**PROBLEM STATEMENT**
Below is some material; transcribe all of it exactly.

--- Start of RECORD EXTRACTS ---

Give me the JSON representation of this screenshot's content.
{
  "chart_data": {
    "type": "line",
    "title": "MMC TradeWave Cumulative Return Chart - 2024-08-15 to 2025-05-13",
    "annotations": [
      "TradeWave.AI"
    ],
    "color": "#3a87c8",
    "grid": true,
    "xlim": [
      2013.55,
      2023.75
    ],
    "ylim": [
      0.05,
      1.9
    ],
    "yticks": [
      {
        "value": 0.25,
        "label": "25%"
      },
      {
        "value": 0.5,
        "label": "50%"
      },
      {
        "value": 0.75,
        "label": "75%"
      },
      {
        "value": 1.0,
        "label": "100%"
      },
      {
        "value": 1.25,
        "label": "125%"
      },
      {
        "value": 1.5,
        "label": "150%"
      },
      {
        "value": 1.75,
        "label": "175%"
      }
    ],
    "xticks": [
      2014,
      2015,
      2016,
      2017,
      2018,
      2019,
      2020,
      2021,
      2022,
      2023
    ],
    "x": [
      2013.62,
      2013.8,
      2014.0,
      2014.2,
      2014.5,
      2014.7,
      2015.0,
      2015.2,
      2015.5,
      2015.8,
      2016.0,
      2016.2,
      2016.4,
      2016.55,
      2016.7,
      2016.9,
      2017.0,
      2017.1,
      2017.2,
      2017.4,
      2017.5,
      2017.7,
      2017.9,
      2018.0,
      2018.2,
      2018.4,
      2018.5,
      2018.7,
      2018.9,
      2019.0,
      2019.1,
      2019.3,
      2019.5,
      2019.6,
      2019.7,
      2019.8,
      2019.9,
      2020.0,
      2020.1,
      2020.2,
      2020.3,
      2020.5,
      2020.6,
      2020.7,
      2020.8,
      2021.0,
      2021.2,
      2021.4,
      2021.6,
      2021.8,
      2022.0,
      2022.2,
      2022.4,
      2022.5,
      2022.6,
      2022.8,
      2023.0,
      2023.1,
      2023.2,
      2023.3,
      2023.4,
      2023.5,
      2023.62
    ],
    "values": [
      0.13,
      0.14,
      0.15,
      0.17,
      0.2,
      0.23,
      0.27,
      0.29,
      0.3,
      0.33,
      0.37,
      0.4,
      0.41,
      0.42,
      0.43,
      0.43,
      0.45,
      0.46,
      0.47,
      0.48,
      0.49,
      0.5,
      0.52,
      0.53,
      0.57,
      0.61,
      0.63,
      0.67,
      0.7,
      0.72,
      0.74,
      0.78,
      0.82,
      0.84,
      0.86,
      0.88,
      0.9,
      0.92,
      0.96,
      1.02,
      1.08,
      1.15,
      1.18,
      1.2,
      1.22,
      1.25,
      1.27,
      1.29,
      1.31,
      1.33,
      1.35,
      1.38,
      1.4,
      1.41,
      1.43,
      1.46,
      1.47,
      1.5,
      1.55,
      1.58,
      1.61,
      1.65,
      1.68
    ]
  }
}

--- End of RECORD EXTRACTS ---

**EXERCISE SOLUTION**
Give me the JSON representation of this screenshot's content.
{
  "chart_data": {
    "type": "line",
    "title": "MMC TradeWave Cumulative Return Chart - 2024-08-15 to 2025-05-13",
    "annotations": [
      "TradeWave.AI"
    ],
    "color": "#3a87c8",
    "grid": true,
    "xlim": [
      2013.55,
      2023.75
    ],
    "ylim": [
      0.05,
      1.9
    ],
    "yticks": [
      {
        "value": 0.25,
        "label": "25%"
      },
      {
        "value": 0.5,
        "label": "50%"
      },
      {
        "value": 0.75,
        "label": "75%"
      },
      {
        "value": 1.0,
        "label": "100%"
      },
      {
        "value": 1.25,
        "label": "125%"
      },
      {
        "value": 1.5,
        "label": "150%"
      },
      {
        "value": 1.75,
        "label": "175%"
      }
    ],
    "xticks": [
      2014,
      2015,
      2016,
      2017,
      2018,
      2019,
      2020,
      2021,
      2022,
      2023
    ],
    "x": [
      2013.62,
      2013.8,
      2014.0,
      2014.2,
      2014.5,
      2014.7,
      2015.0,
      2015.2,
      2015.5,
      2015.8,
      2016.0,
      2016.2,
      2016.4,
      2016.55,
      2016.7,
      2016.9,
      2017.0,
      2017.1,
      2017.2,
      2017.4,
      2017.5,
      2017.7,
      2017.9,
      2018.0,
      2018.2,
      2018.4,
      2018.5,
      2018.7,
      2018.9,
      2019.0,
      2019.1,
      2019.3,
      2019.5,
      2019.6,
      2019.7,
      2019.8,
      2019.9,
      2020.0,
      2020.1,
      2020.2,
      2020.3,
      2020.5,
      2020.6,
      2020.7,
      2020.8,
      2021.0,
      2021.2,
      2021.4,
      2021.6,
      2021.8,
      2022.0,
      2022.2,
      2022.4,
      2022.5,
      2022.6,
      2022.8,
      2023.0,
      2023.1,
      2023.2,
      2023.3,
      2023.4,
      2023.5,
      2023.62
    ],
    "values": [
      0.13,
      0.14,
      0.15,
      0.17,
      0.2,
      0.23,
      0.27,
      0.29,
      0.3,
      0.33,
      0.37,
      0.4,
      0.41,
      0.42,
      0.43,
      0.43,
      0.45,
      0.46,
      0.47,
      0.48,
      0.49,
      0.5,
      0.52,
      0.53,
      0.57,
      0.61,
      0.63,
      0.67,
      0.7,
      0.72,
      0.74,
      0.78,
      0.82,
      0.84,
      0.86,
      0.88,
      0.9,
      0.92,
      0.96,
      1.02,
      1.08,
      1.15,
      1.18,
      1.2,
      1.22,
      1.25,
      1.27,
      1.29,
      1.31,
      1.33,
      1.35,
      1.38,
      1.4,
      1.41,
      1.43,
      1.46,
      1.47,
      1.5,
      1.55,
      1.58,
      1.61,
      1.65,
      1.68
    ]
  }
}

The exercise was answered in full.